> **Written exercise**
Extract, from the records beneath this instruction, each line that contains the word "state".

> **Rows**
────────────────

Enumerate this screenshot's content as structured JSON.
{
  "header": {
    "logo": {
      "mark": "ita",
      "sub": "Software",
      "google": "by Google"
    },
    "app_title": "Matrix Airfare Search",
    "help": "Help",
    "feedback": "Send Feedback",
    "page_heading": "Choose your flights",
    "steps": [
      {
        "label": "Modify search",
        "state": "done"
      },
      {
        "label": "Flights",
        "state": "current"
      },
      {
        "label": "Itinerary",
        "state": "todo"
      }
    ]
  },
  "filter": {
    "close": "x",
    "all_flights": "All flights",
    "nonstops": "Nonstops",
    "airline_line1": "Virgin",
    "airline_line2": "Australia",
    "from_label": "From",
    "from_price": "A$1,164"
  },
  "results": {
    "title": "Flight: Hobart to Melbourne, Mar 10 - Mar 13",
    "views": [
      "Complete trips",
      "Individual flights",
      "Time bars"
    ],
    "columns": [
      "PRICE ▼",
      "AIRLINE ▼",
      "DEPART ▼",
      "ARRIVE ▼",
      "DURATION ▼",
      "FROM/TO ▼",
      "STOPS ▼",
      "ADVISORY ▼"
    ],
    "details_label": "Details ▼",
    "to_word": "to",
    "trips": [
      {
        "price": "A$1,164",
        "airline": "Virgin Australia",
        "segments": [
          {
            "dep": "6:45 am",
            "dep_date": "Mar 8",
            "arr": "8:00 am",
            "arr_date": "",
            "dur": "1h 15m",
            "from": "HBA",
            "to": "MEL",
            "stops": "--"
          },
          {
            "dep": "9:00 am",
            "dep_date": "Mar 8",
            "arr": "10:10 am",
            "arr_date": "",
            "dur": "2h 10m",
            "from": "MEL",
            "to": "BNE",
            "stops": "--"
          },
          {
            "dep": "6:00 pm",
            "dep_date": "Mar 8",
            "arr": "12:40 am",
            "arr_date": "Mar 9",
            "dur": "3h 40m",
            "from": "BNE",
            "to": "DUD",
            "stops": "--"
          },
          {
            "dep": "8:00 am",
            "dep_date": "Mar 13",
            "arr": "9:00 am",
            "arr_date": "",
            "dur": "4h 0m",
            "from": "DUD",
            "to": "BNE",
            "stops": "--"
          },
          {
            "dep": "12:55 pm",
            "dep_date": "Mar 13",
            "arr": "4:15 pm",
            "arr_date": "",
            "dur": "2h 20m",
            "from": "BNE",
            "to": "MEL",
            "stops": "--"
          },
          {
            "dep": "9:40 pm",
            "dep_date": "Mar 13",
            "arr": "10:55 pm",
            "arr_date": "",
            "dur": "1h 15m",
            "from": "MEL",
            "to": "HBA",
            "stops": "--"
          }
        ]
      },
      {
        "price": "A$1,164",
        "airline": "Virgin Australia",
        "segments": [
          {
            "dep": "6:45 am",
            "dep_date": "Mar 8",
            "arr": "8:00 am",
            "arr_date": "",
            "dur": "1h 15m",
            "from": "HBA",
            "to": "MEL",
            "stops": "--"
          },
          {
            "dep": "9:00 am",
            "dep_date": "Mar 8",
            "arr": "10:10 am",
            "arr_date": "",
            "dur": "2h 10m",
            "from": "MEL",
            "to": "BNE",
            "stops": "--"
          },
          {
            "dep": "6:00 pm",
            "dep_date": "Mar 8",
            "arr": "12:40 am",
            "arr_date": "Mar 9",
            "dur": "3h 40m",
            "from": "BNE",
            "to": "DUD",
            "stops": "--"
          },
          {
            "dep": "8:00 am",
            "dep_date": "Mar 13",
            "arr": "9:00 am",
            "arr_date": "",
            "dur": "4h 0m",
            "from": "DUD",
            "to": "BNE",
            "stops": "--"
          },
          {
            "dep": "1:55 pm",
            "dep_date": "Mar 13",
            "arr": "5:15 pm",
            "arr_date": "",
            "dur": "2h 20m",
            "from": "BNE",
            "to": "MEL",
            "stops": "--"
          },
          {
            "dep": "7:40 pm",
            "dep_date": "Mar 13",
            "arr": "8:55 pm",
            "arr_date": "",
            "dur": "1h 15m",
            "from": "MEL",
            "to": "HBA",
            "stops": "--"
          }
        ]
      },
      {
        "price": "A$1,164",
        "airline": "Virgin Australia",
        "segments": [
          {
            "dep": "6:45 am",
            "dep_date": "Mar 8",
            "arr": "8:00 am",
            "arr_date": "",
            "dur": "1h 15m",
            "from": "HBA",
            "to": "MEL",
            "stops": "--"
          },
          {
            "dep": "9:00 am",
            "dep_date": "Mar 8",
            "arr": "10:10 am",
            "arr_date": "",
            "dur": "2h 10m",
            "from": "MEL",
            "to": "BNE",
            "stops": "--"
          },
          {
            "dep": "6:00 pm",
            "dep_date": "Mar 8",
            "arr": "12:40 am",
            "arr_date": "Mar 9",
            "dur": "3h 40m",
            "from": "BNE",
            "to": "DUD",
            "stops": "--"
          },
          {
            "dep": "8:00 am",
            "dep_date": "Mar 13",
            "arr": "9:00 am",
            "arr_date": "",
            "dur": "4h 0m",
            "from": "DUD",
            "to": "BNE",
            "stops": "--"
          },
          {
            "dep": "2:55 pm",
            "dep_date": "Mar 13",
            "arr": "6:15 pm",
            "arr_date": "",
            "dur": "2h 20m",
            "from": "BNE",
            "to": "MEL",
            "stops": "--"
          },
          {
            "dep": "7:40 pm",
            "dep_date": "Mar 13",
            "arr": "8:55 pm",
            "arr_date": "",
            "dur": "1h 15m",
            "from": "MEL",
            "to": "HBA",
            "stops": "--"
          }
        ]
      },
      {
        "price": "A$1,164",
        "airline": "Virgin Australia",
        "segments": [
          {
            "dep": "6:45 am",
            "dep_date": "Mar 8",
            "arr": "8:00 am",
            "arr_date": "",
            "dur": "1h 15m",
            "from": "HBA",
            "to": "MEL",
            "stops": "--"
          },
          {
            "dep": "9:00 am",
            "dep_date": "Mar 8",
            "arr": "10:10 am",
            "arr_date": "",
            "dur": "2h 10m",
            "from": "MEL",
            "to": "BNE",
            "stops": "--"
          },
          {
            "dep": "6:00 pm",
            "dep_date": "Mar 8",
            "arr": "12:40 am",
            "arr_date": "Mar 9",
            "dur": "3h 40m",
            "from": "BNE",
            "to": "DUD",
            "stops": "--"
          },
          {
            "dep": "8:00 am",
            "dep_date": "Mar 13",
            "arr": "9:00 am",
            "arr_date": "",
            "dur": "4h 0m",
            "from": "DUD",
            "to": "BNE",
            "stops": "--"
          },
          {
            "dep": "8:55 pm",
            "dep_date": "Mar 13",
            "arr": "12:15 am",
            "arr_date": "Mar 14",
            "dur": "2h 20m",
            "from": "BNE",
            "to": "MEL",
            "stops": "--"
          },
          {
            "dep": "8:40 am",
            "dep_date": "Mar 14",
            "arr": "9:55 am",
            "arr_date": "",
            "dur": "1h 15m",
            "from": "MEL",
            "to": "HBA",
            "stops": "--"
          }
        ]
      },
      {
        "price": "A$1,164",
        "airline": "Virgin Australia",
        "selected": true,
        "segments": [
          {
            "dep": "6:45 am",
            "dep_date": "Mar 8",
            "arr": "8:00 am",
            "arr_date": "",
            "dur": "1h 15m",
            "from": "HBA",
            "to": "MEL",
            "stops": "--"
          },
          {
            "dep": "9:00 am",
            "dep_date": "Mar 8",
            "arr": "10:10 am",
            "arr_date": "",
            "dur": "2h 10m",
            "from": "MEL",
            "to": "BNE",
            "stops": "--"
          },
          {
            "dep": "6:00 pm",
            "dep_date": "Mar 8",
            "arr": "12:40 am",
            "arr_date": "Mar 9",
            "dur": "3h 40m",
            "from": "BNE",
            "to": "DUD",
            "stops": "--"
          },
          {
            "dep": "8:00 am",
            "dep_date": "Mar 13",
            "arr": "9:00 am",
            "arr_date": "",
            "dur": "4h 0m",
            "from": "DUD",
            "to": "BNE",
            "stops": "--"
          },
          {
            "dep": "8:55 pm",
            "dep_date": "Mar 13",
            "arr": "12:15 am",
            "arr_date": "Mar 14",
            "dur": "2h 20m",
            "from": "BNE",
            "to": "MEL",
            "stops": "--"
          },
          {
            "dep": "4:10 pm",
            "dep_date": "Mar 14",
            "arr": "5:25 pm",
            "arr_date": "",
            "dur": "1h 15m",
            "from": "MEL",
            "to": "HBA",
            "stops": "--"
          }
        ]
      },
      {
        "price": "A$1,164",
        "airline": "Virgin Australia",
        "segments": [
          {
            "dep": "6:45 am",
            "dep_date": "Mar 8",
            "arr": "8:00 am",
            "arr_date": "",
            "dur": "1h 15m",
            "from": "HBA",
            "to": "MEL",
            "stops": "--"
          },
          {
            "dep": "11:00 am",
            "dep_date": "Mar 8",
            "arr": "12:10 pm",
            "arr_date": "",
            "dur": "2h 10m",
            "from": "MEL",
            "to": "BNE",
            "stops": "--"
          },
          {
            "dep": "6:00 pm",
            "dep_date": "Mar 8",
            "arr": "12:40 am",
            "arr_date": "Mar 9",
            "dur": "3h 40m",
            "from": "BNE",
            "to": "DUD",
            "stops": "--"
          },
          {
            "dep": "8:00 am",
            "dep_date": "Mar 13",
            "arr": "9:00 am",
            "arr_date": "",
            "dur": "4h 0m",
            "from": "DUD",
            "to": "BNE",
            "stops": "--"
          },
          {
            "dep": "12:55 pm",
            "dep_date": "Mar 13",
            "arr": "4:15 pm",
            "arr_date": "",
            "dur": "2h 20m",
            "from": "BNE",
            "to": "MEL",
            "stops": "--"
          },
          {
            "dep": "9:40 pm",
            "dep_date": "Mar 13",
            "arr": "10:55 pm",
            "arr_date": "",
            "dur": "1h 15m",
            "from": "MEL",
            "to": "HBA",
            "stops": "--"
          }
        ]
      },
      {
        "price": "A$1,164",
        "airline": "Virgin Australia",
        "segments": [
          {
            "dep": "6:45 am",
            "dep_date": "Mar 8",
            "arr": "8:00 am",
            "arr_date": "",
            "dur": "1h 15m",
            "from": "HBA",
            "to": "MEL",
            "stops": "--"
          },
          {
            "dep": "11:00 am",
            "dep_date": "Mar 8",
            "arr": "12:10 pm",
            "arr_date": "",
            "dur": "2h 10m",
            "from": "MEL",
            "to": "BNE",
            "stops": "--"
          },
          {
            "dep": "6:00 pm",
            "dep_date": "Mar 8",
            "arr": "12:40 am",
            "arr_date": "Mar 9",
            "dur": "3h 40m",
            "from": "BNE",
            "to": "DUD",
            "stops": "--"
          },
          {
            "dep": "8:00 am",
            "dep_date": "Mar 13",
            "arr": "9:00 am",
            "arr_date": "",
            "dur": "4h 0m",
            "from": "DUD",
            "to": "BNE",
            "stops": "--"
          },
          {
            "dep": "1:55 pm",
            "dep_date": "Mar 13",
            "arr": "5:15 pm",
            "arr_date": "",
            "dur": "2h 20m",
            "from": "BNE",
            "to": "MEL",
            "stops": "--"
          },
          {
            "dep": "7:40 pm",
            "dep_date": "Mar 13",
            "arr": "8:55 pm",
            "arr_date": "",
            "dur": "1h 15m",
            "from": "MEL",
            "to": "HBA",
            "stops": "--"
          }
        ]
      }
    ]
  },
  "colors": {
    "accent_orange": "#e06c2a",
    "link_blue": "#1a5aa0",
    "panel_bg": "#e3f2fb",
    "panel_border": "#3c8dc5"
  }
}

────────────────

> **Written response**
        "state": "done"
        "state": "current"
        "state": "todo"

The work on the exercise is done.